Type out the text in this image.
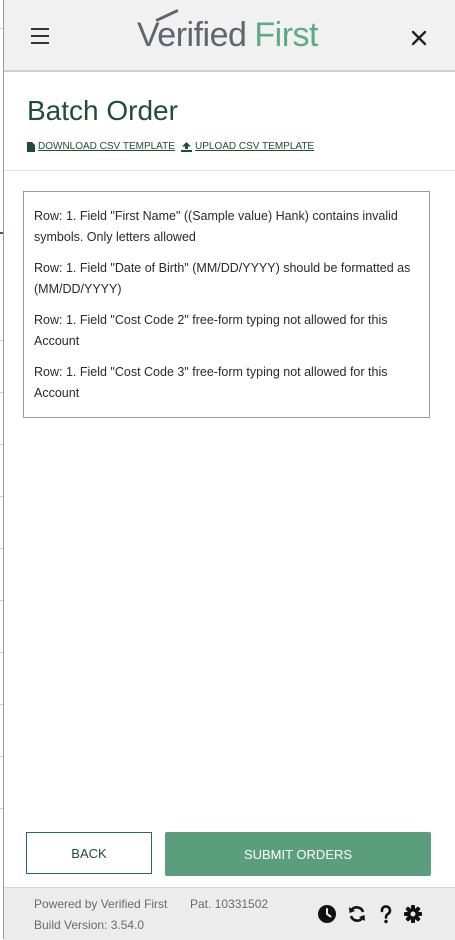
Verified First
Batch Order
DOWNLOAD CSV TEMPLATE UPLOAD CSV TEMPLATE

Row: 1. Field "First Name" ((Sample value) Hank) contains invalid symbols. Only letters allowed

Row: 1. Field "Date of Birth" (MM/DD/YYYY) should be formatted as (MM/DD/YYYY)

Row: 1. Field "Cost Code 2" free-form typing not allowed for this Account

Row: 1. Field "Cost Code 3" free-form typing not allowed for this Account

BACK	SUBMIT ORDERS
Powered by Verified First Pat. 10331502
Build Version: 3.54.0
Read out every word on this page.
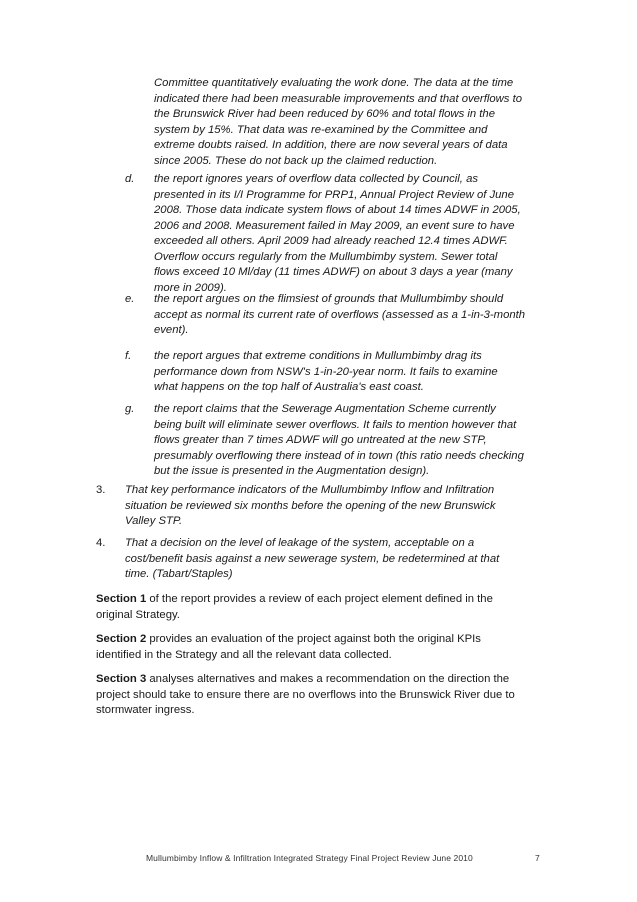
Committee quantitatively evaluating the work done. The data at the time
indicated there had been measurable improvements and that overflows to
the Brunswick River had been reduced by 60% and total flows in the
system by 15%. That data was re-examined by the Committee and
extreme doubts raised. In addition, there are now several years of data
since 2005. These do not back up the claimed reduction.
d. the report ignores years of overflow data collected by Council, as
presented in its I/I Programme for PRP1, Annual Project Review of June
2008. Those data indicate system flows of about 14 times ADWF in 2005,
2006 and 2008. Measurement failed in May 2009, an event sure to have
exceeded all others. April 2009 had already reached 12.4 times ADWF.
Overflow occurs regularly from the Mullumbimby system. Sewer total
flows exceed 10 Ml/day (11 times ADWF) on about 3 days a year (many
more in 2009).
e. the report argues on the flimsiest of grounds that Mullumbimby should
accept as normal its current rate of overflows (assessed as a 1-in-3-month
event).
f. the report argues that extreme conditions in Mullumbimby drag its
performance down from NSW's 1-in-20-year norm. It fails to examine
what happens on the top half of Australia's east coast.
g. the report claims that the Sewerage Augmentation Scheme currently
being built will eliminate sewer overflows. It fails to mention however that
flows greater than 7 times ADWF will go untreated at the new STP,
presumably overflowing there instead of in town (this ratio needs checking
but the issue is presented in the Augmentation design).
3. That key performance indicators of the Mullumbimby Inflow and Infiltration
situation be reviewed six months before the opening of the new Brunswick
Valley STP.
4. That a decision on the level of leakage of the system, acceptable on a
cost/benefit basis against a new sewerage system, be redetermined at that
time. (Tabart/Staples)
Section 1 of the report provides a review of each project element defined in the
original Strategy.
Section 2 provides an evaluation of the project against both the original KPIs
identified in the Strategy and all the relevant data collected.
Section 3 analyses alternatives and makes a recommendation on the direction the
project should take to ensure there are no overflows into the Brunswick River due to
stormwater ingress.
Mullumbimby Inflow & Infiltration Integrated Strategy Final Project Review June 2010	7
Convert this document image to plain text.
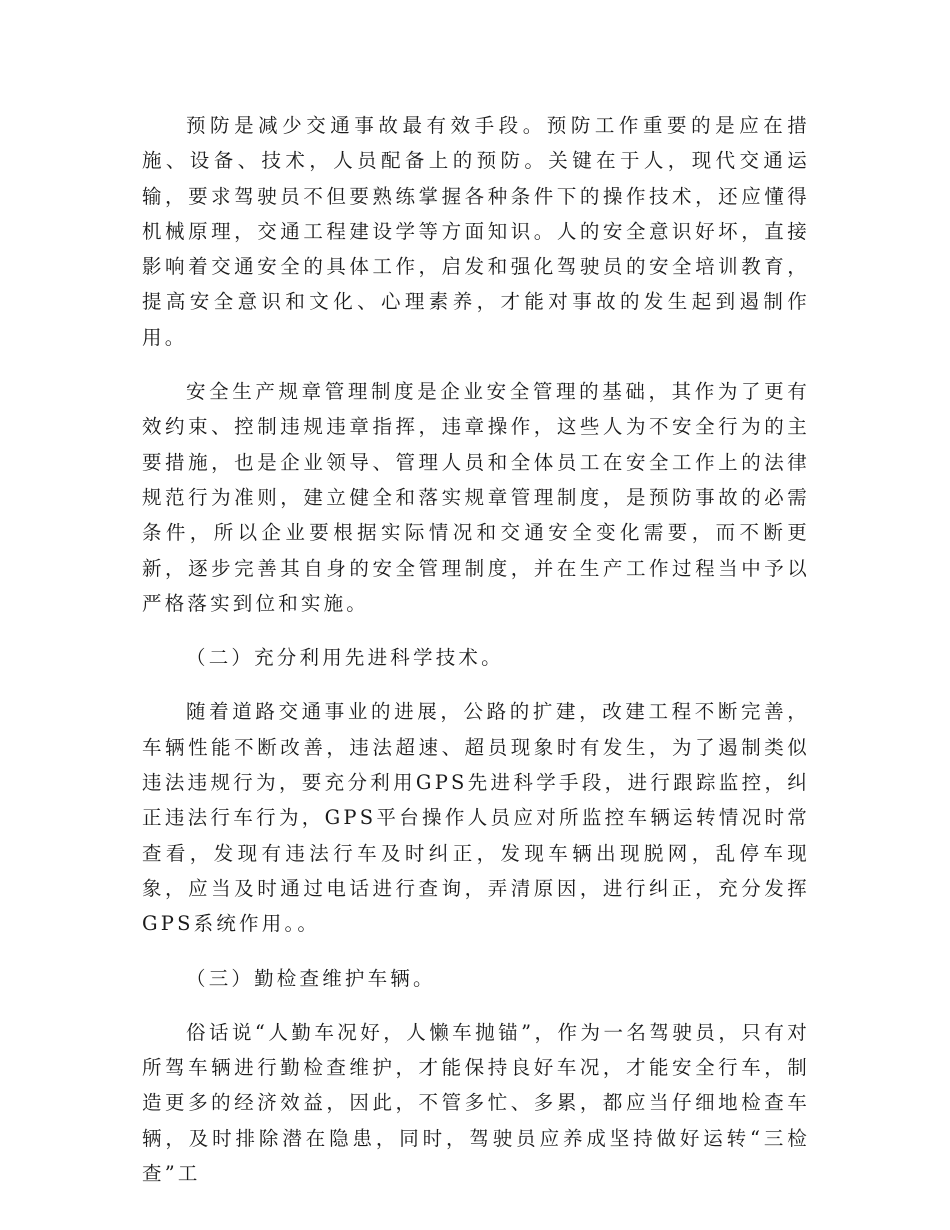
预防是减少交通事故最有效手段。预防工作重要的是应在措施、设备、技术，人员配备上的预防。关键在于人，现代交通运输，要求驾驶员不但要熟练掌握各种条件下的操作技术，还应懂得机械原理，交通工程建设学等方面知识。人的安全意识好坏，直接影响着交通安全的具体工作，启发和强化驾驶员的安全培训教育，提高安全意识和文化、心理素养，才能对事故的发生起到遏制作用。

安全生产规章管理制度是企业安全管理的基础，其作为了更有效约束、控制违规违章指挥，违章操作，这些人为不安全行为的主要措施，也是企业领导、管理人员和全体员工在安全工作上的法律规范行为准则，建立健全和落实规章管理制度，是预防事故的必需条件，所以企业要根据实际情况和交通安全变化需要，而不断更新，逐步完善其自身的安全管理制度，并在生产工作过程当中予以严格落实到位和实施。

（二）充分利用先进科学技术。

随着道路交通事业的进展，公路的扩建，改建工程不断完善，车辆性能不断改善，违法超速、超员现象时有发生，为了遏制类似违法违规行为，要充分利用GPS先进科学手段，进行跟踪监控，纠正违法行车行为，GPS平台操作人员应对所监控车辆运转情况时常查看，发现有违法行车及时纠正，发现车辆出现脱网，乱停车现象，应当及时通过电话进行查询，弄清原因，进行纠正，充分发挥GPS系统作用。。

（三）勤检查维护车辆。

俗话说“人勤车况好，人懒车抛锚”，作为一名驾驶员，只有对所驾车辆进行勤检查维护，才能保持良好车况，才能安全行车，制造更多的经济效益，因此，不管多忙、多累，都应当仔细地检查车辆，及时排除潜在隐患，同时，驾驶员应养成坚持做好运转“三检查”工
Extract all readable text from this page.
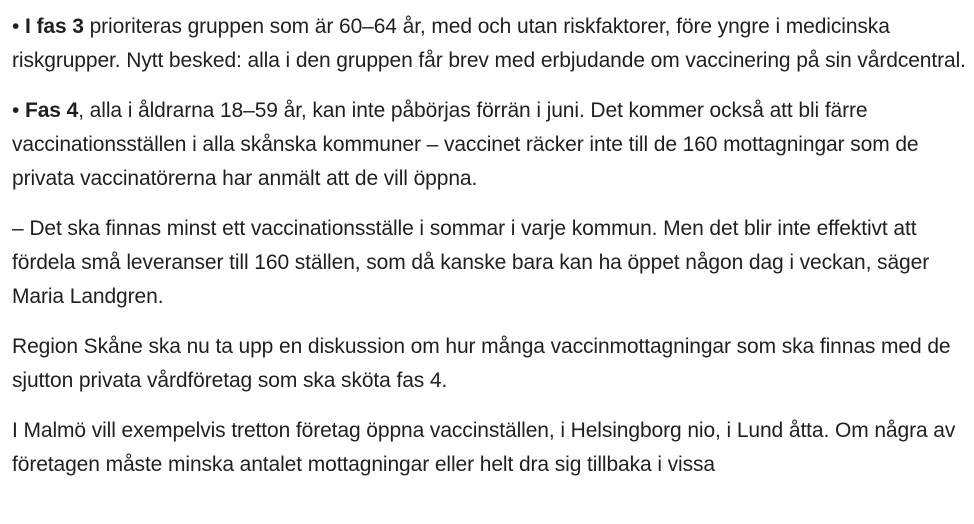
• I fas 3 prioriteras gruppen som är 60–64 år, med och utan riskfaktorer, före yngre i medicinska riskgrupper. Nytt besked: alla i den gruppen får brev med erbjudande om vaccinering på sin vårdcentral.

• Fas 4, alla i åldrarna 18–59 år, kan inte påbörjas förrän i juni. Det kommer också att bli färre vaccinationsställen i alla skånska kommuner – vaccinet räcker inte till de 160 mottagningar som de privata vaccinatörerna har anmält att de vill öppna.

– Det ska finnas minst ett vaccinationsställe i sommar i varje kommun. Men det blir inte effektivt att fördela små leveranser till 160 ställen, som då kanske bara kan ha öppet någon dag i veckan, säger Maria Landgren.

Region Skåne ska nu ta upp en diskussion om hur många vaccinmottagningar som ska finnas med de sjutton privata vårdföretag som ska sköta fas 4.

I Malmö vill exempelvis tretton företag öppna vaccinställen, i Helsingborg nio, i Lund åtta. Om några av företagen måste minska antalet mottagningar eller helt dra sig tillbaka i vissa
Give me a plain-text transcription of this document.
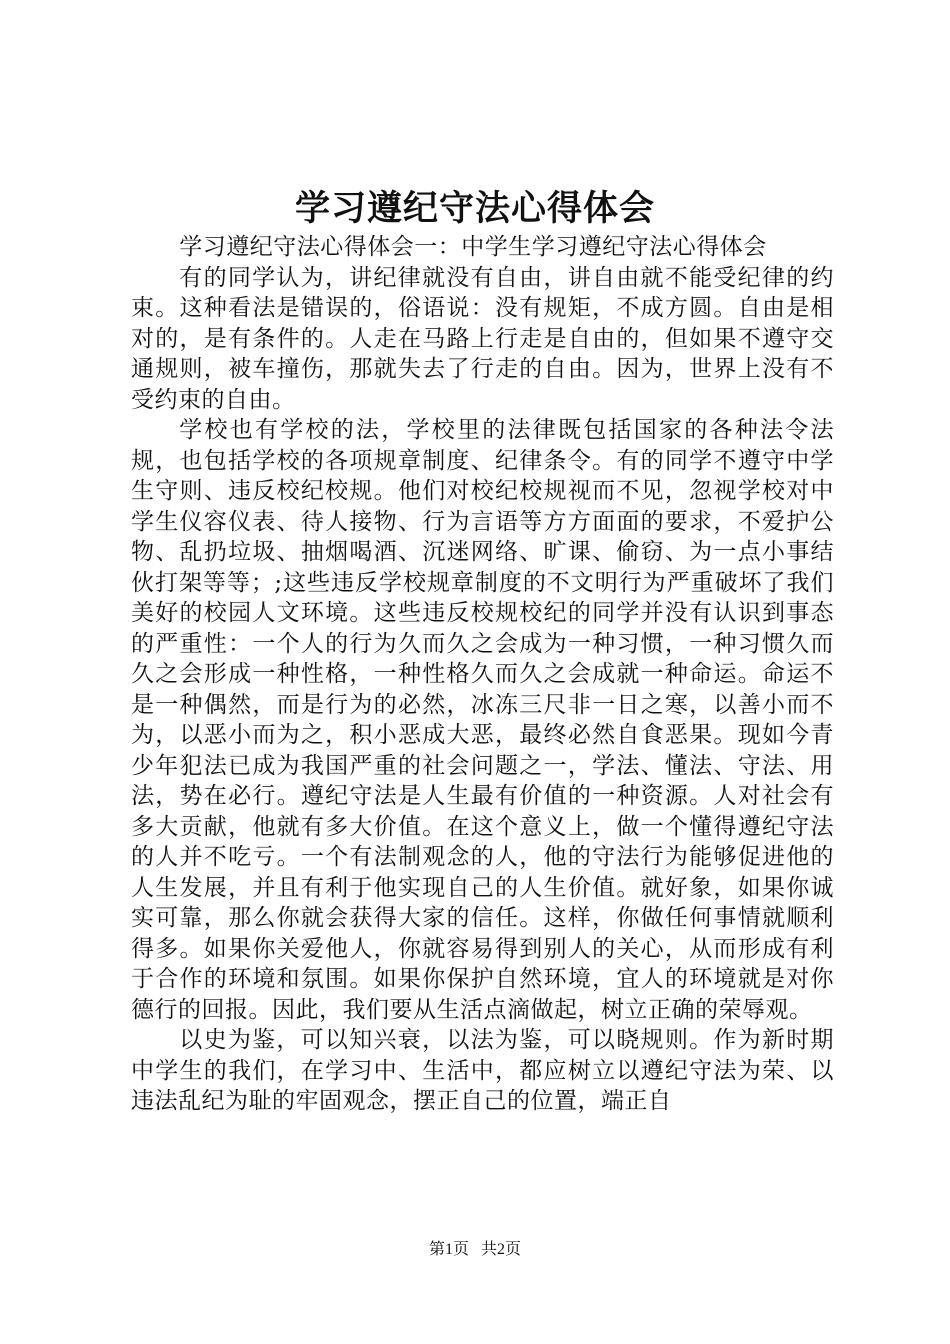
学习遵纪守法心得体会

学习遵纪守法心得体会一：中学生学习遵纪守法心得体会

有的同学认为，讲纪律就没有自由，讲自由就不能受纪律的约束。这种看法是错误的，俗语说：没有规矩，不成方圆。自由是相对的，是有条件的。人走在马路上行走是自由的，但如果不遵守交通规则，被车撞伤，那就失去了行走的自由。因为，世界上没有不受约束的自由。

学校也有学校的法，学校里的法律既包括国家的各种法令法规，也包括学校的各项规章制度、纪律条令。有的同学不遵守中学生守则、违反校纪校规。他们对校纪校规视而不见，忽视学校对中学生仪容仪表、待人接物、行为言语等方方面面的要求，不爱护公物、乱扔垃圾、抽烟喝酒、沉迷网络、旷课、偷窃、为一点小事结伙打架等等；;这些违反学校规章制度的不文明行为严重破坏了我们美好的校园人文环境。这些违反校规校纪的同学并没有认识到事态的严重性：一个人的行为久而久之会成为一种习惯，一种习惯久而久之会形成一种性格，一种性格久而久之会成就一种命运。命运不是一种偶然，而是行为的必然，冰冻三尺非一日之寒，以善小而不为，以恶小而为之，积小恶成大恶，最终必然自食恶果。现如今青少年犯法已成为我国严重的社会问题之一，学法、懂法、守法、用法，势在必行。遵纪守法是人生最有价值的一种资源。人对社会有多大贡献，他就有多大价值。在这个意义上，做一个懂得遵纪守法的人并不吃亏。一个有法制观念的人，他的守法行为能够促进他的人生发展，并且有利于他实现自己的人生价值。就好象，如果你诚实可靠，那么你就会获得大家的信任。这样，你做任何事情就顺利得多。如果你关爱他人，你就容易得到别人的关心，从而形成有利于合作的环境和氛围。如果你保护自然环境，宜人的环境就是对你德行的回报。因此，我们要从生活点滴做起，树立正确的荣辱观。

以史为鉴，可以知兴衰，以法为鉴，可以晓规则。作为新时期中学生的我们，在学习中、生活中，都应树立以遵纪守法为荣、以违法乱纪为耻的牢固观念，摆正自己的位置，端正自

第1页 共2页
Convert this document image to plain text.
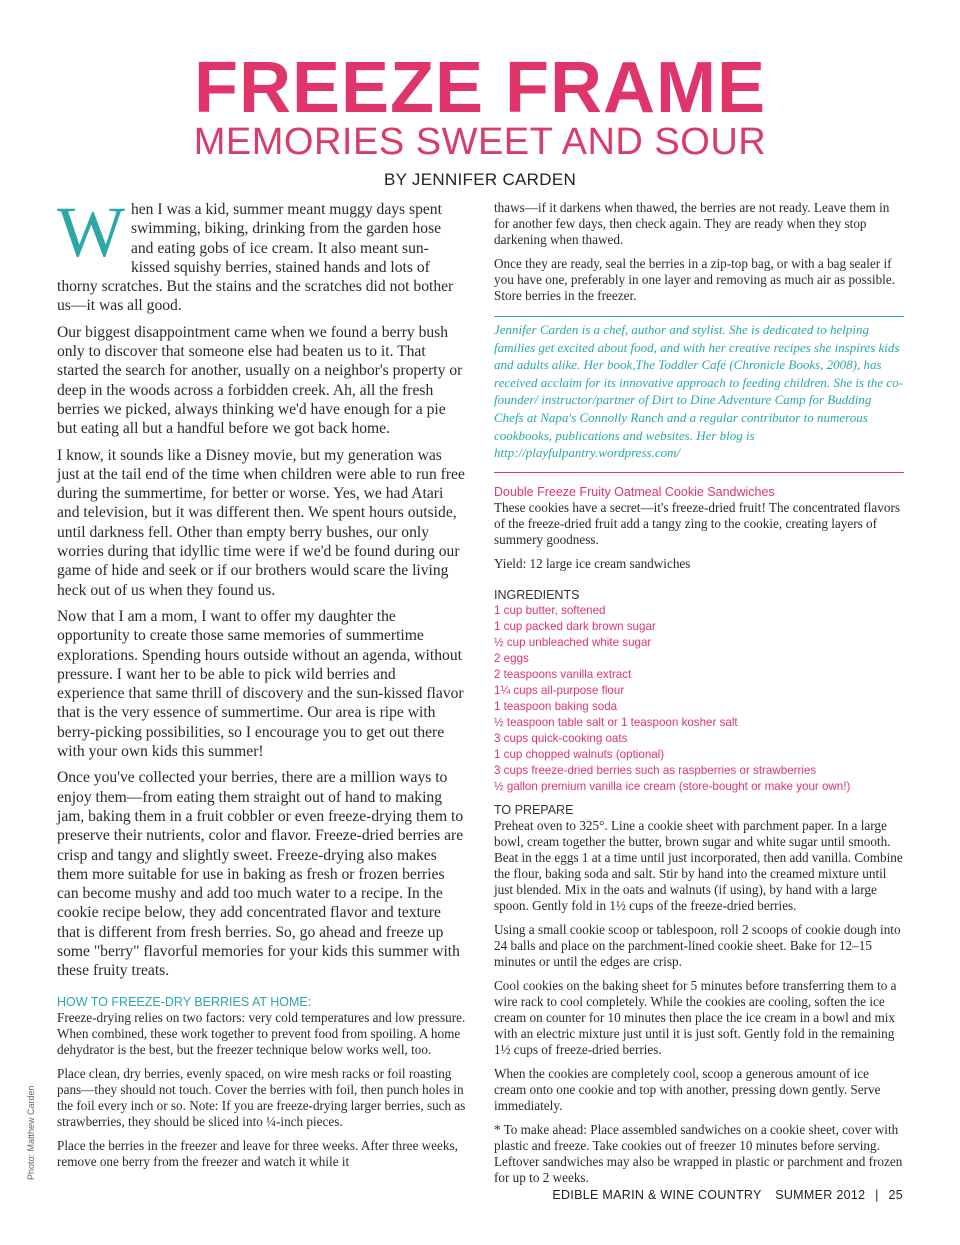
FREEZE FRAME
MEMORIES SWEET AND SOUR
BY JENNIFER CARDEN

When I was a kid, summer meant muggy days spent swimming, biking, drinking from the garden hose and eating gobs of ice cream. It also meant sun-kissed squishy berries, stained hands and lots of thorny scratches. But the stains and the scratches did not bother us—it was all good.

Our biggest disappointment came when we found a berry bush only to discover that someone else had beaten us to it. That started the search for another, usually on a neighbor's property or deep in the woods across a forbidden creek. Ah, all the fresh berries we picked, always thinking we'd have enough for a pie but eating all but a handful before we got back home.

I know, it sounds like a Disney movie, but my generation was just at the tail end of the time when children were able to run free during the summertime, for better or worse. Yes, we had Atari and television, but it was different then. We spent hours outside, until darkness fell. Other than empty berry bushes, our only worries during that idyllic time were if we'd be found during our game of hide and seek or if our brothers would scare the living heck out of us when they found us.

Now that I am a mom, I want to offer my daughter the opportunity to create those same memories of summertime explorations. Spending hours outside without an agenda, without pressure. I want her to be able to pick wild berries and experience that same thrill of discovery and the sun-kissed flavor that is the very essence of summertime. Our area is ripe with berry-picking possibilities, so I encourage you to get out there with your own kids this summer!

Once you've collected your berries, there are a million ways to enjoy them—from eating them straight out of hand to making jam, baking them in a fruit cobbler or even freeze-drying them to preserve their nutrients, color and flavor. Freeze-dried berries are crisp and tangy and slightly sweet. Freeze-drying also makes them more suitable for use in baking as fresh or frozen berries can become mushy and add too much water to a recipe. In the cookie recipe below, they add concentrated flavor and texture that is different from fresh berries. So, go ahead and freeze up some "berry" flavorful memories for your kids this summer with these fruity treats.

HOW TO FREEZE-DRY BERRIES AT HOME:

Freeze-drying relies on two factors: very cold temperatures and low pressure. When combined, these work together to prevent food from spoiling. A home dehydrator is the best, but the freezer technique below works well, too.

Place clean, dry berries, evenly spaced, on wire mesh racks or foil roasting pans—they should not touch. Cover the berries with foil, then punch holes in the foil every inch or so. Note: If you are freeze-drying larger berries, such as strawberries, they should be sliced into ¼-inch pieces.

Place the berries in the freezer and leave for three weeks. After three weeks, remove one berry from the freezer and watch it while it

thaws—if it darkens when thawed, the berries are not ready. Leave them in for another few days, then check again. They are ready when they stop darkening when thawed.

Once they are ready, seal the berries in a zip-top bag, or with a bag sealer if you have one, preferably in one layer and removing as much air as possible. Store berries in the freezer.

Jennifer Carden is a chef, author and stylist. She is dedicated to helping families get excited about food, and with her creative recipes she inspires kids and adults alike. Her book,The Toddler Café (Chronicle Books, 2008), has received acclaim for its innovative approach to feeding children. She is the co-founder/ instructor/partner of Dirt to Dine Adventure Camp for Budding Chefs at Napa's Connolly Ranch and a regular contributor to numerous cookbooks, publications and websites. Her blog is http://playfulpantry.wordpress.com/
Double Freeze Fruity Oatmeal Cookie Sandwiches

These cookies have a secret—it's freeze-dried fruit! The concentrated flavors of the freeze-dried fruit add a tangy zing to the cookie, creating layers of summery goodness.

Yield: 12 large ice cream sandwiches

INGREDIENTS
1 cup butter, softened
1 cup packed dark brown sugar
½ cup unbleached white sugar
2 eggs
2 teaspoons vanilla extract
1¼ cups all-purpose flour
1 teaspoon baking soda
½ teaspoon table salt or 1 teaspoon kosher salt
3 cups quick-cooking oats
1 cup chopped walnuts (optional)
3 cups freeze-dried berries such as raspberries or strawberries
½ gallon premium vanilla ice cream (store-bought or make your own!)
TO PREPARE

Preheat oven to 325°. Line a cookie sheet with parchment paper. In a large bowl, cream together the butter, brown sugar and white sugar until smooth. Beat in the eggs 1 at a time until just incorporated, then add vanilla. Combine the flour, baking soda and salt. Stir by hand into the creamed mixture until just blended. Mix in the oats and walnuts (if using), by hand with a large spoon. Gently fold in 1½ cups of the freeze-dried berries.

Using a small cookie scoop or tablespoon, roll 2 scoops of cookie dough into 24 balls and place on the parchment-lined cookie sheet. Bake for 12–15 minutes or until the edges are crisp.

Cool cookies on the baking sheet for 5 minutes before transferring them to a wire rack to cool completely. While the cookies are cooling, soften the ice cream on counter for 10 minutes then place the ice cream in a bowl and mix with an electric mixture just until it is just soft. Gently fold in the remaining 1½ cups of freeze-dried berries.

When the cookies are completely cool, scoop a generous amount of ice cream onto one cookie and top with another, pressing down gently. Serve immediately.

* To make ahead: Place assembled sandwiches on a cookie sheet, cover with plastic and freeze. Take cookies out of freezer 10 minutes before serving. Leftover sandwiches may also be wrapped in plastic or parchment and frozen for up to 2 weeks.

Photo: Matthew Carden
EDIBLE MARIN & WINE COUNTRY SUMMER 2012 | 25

*-*-*

Short problem:
Extract, from the listing above, every line where the string "eggs" occurs.

Solution for this exercise:
2 eggs
Preheat oven to 325°. Line a cookie sheet with parchment paper. In a large bowl, cream together the butter, brown sugar and white sugar until smooth. Beat in the eggs 1 at a time until just incorporated, then add vanilla. Combine the flour, baking soda and salt. Stir by hand into the creamed mixture until just blended. Mix in the oats and walnuts (if using), by hand with a large spoon. Gently fold in 1½ cups of the freeze-dried berries.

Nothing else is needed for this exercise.